== INSTRUCTIONS FOR THE TASK ==
Output every line below exactly.
* * *
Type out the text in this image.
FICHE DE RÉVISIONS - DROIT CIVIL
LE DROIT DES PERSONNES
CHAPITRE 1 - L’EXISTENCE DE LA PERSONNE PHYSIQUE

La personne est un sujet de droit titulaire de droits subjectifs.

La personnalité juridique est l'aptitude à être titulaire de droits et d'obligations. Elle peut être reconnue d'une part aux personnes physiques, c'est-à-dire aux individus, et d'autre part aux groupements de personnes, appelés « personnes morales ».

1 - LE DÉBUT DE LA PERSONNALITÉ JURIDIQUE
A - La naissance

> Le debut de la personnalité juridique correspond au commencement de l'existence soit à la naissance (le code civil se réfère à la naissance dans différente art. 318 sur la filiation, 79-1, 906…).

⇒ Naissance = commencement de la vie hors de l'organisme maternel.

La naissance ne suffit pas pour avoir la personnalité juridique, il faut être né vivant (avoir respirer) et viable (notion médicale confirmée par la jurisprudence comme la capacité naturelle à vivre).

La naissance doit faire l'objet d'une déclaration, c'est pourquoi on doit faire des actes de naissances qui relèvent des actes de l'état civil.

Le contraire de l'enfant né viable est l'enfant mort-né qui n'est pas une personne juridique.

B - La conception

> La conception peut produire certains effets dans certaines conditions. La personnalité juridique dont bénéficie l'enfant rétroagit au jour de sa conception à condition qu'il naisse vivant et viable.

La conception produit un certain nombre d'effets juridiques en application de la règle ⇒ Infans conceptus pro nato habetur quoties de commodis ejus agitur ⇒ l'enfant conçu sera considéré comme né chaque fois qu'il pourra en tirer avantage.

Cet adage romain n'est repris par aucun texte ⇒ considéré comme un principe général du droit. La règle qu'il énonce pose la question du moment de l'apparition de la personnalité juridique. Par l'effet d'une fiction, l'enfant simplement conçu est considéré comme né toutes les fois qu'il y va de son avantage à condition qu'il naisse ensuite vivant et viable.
* * *
== EXPECTED ANSWER ==
Type out the text in this image.
FICHE DE RÉVISIONS - DROIT CIVIL
LE DROIT DES PERSONNES
CHAPITRE 1 - L’EXISTENCE DE LA PERSONNE PHYSIQUE

La personne est un sujet de droit titulaire de droits subjectifs.

La personnalité juridique est l'aptitude à être titulaire de droits et d'obligations. Elle peut être reconnue d'une part aux personnes physiques, c'est-à-dire aux individus, et d'autre part aux groupements de personnes, appelés « personnes morales ».

1 - LE DÉBUT DE LA PERSONNALITÉ JURIDIQUE
A - La naissance

> Le debut de la personnalité juridique correspond au commencement de l'existence soit à la naissance (le code civil se réfère à la naissance dans différente art. 318 sur la filiation, 79-1, 906…).

⇒ Naissance = commencement de la vie hors de l'organisme maternel.

La naissance ne suffit pas pour avoir la personnalité juridique, il faut être né vivant (avoir respirer) et viable (notion médicale confirmée par la jurisprudence comme la capacité naturelle à vivre).

La naissance doit faire l'objet d'une déclaration, c'est pourquoi on doit faire des actes de naissances qui relèvent des actes de l'état civil.

Le contraire de l'enfant né viable est l'enfant mort-né qui n'est pas une personne juridique.

B - La conception

> La conception peut produire certains effets dans certaines conditions. La personnalité juridique dont bénéficie l'enfant rétroagit au jour de sa conception à condition qu'il naisse vivant et viable.

La conception produit un certain nombre d'effets juridiques en application de la règle ⇒ Infans conceptus pro nato habetur quoties de commodis ejus agitur ⇒ l'enfant conçu sera considéré comme né chaque fois qu'il pourra en tirer avantage.

Cet adage romain n'est repris par aucun texte ⇒ considéré comme un principe général du droit. La règle qu'il énonce pose la question du moment de l'apparition de la personnalité juridique. Par l'effet d'une fiction, l'enfant simplement conçu est considéré comme né toutes les fois qu'il y va de son avantage à condition qu'il naisse ensuite vivant et viable.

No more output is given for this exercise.